Work required -
Filter the entries below, keeping only lines with the word "time".
───
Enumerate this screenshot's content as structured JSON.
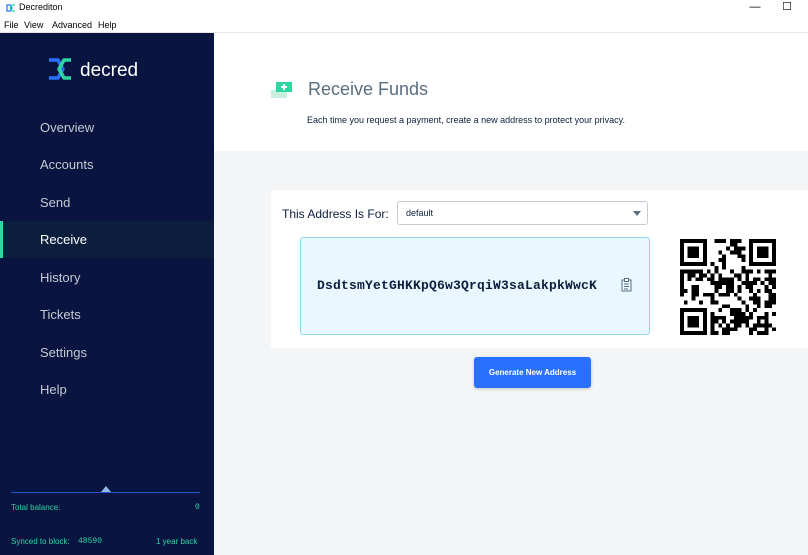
{
  "window": {
    "title": "Decrediton",
    "minimize": "—",
    "maximize": "☐"
  },
  "menu": [
    {
      "label": "File"
    },
    {
      "label": "View"
    },
    {
      "label": "Advanced"
    },
    {
      "label": "Help"
    }
  ],
  "sidebar": {
    "logo_text": "decred",
    "items": [
      {
        "label": "Overview"
      },
      {
        "label": "Accounts"
      },
      {
        "label": "Send"
      },
      {
        "label": "Receive",
        "active": true
      },
      {
        "label": "History"
      },
      {
        "label": "Tickets"
      },
      {
        "label": "Settings"
      },
      {
        "label": "Help"
      }
    ],
    "total_balance_label": "Total balance:",
    "total_balance_value": "0",
    "synced_label": "Synced to block:",
    "synced_block": "48590",
    "synced_ago": "1 year back"
  },
  "header": {
    "title": "Receive Funds",
    "description": "Each time you request a payment, create a new address to protect your privacy."
  },
  "receive": {
    "address_for_label": "This Address Is For:",
    "account_selected": "default",
    "address": "DsdtsmYetGHKKpQ6w3QrqiW3saLakpkWwcK",
    "generate_button": "Generate New Address"
  },
  "colors": {
    "sidebar_bg": "#091440",
    "accent_green": "#2ed6a1",
    "accent_blue": "#2970ff",
    "address_bg": "#e9f8fe"
  },
  "icons": {
    "app": "decred-logo-icon",
    "header": "receive-funds-icon",
    "copy": "clipboard-copy-icon",
    "select_caret": "caret-down-icon"
  }
}
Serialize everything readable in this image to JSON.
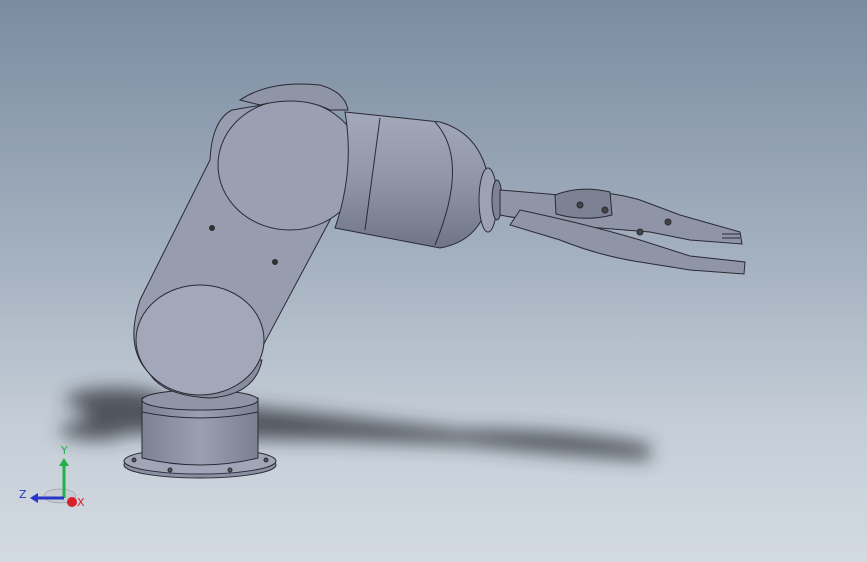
{
  "viewport": {
    "background_top": "#7b8ca1",
    "background_bottom": "#d3dae1",
    "model_color": "#8e93a6",
    "edge_color": "#2a2a33"
  },
  "triad": {
    "x_label": "X",
    "y_label": "Y",
    "z_label": "Z",
    "x_color": "#d8202a",
    "y_color": "#21b14b",
    "z_color": "#2a36c8"
  }
}
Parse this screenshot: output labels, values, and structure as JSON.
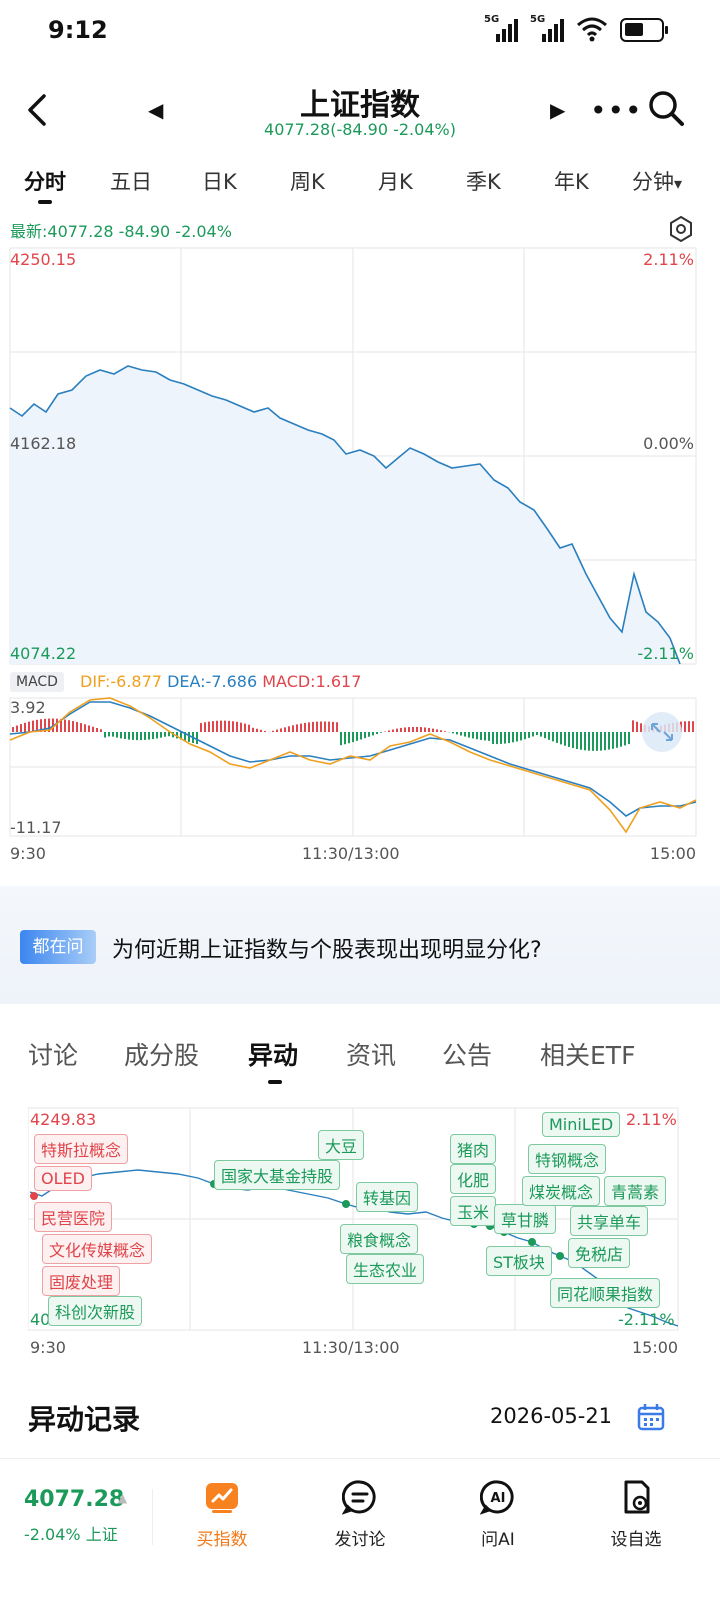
{
  "status_bar": {
    "time": "9:12",
    "sig1": "5G",
    "sig2": "5G",
    "wifi_sub": "6"
  },
  "header": {
    "title": "上证指数",
    "subtitle": "4077.28(-84.90 -2.04%)",
    "back_icon": "back-icon",
    "prev_icon": "triangle-left-icon",
    "next_icon": "triangle-right-icon",
    "more_icon": "more-icon",
    "search_icon": "search-icon"
  },
  "period_tabs": [
    "分时",
    "五日",
    "日K",
    "周K",
    "月K",
    "季K",
    "年K",
    "分钟"
  ],
  "period_tab_dropdown": "▾",
  "chart": {
    "latest": "最新:4077.28  -84.90  -2.04%",
    "top_left": "4250.15",
    "top_right": "2.11%",
    "mid_left": "4162.18",
    "mid_right": "0.00%",
    "bot_left": "4074.22",
    "bot_right": "-2.11%",
    "macd_tag": "MACD",
    "dif": "DIF:-6.877",
    "dea": "DEA:-7.686",
    "macd": "MACD:1.617",
    "macd_top": "3.92",
    "macd_bot": "-11.17",
    "x_start": "9:30",
    "x_mid": "11:30/13:00",
    "x_end": "15:00",
    "colors": {
      "line": "#2a7fbf",
      "up": "#e0454b",
      "down": "#1c9a5a",
      "dea": "#2a7fbf",
      "dif": "#f0a020"
    }
  },
  "ask": {
    "badge": "都在问",
    "text": "为何近期上证指数与个股表现出现明显分化?"
  },
  "section_tabs": [
    "讨论",
    "成分股",
    "异动",
    "资讯",
    "公告",
    "相关ETF"
  ],
  "anomaly": {
    "top_left": "4249.83",
    "top_right": "2.11%",
    "bot_left": "4074.53",
    "bot_right": "-2.11%",
    "x_start": "9:30",
    "x_mid": "11:30/13:00",
    "x_end": "15:00",
    "chips": [
      {
        "t": "特斯拉概念",
        "c": "r"
      },
      {
        "t": "OLED",
        "c": "r"
      },
      {
        "t": "民营医院",
        "c": "r"
      },
      {
        "t": "文化传媒概念",
        "c": "r"
      },
      {
        "t": "固废处理",
        "c": "r"
      },
      {
        "t": "科创次新股",
        "c": "g"
      },
      {
        "t": "国家大基金持股",
        "c": "g"
      },
      {
        "t": "大豆",
        "c": "g"
      },
      {
        "t": "转基因",
        "c": "g"
      },
      {
        "t": "粮食概念",
        "c": "g"
      },
      {
        "t": "生态农业",
        "c": "g"
      },
      {
        "t": "猪肉",
        "c": "g"
      },
      {
        "t": "化肥",
        "c": "g"
      },
      {
        "t": "玉米",
        "c": "g"
      },
      {
        "t": "草甘膦",
        "c": "g"
      },
      {
        "t": "ST板块",
        "c": "g"
      },
      {
        "t": "MiniLED",
        "c": "g"
      },
      {
        "t": "特钢概念",
        "c": "g"
      },
      {
        "t": "煤炭概念",
        "c": "g"
      },
      {
        "t": "青蒿素",
        "c": "g"
      },
      {
        "t": "共享单车",
        "c": "g"
      },
      {
        "t": "免税店",
        "c": "g"
      },
      {
        "t": "同花顺果指数",
        "c": "g"
      }
    ]
  },
  "record": {
    "title": "异动记录",
    "date": "2026-05-21",
    "icon": "calendar-icon"
  },
  "bottom": {
    "price": "4077.28",
    "price_arrow": "▲",
    "change": "-2.04% 上证",
    "buttons": [
      {
        "label": "买指数",
        "icon": "buy-index-icon"
      },
      {
        "label": "发讨论",
        "icon": "discuss-icon"
      },
      {
        "label": "问AI",
        "icon": "ai-icon"
      },
      {
        "label": "设自选",
        "icon": "watchlist-icon"
      }
    ]
  }
}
───
Solution to this task -
    "description": "Each time you request a payment, create a new address to protect your privacy."
    "time": "9:12",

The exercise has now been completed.